### [DO THIS]
Starting at the line that contains "Read all visible content and emit it as JSON.", quote every line through the end of the entries, word for word, skipping the pictures.

>> START PROVIDED RECORDS

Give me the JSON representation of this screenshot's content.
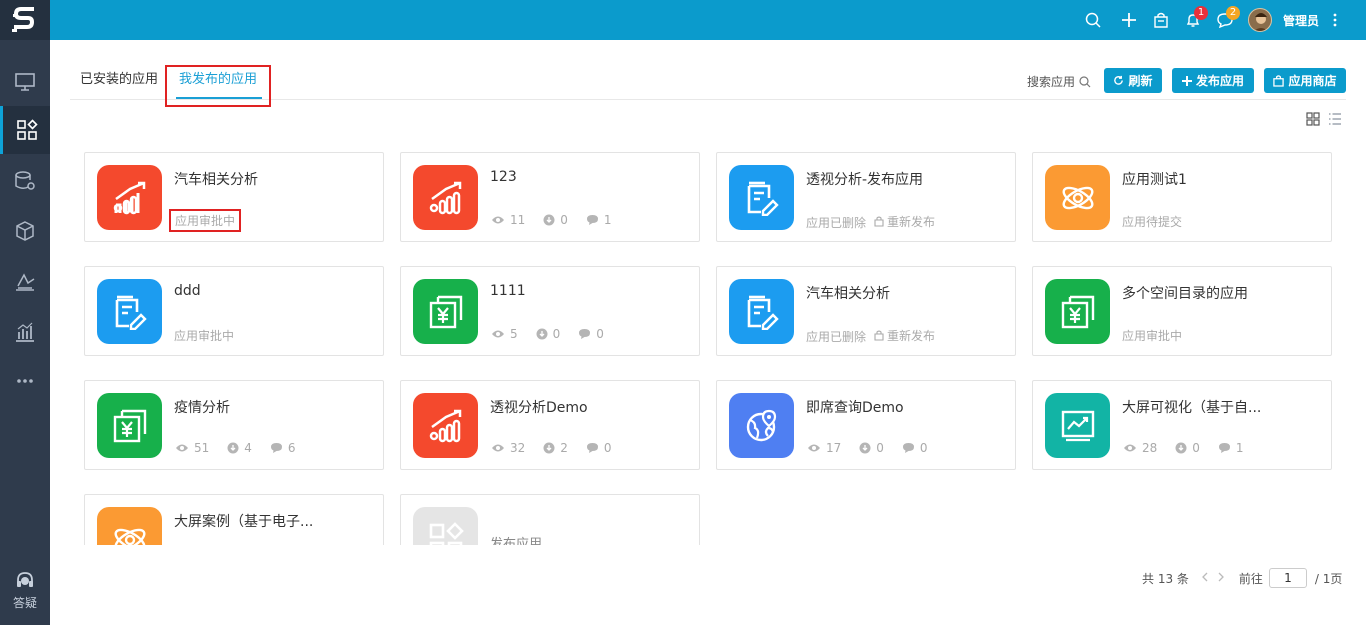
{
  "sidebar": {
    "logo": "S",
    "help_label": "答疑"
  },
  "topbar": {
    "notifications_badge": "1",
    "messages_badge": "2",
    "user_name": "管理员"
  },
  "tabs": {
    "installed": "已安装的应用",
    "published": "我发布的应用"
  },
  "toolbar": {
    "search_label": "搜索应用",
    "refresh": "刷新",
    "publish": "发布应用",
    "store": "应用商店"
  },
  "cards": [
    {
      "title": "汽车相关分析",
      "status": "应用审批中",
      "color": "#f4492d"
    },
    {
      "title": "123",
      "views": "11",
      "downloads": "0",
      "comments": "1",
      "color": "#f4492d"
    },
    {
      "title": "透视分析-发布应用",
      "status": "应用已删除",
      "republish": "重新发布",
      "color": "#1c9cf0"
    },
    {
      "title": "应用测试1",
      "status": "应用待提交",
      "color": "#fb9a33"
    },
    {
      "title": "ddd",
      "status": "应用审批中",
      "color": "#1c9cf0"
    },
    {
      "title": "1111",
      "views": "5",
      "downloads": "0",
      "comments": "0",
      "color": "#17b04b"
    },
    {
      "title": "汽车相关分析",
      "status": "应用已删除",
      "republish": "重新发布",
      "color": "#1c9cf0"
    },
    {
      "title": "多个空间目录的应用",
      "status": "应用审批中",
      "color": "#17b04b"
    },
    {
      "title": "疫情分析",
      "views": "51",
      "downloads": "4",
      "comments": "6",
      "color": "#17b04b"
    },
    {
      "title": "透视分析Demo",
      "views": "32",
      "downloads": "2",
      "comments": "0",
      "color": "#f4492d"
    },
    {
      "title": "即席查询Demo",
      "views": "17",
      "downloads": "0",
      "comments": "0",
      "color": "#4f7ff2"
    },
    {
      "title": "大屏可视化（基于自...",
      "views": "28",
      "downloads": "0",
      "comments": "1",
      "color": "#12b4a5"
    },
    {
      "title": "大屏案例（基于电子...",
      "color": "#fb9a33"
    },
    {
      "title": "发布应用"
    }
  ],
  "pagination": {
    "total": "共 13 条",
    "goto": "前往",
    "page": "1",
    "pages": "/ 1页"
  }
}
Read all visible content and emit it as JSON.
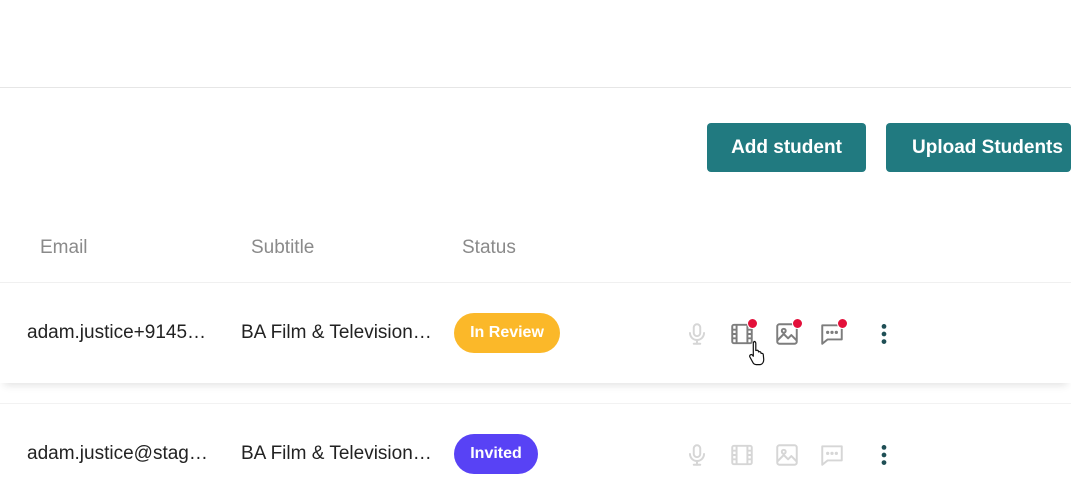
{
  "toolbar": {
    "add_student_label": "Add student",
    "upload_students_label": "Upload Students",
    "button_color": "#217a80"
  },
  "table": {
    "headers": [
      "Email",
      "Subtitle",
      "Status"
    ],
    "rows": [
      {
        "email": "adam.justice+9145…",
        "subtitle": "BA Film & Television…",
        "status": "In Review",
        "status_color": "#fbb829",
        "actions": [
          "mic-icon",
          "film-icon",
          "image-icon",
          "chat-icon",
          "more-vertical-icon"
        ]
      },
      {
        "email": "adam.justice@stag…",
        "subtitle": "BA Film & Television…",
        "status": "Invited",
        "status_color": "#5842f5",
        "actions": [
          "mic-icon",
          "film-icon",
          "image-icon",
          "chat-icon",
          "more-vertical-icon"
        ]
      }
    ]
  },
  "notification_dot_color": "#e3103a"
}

>> END PROVIDED RECORDS

### [SOLUTION]
Read all visible content and emit it as JSON.
{
  "toolbar": {
    "add_student_label": "Add student",
    "upload_students_label": "Upload Students",
    "button_color": "#217a80"
  },
  "table": {
    "headers": [
      "Email",
      "Subtitle",
      "Status"
    ],
    "rows": [
      {
        "email": "adam.justice+9145…",
        "subtitle": "BA Film & Television…",
        "status": "In Review",
        "status_color": "#fbb829",
        "actions": [
          "mic-icon",
          "film-icon",
          "image-icon",
          "chat-icon",
          "more-vertical-icon"
        ]
      },
      {
        "email": "adam.justice@stag…",
        "subtitle": "BA Film & Television…",
        "status": "Invited",
        "status_color": "#5842f5",
        "actions": [
          "mic-icon",
          "film-icon",
          "image-icon",
          "chat-icon",
          "more-vertical-icon"
        ]
      }
    ]
  },
  "notification_dot_color": "#e3103a"
}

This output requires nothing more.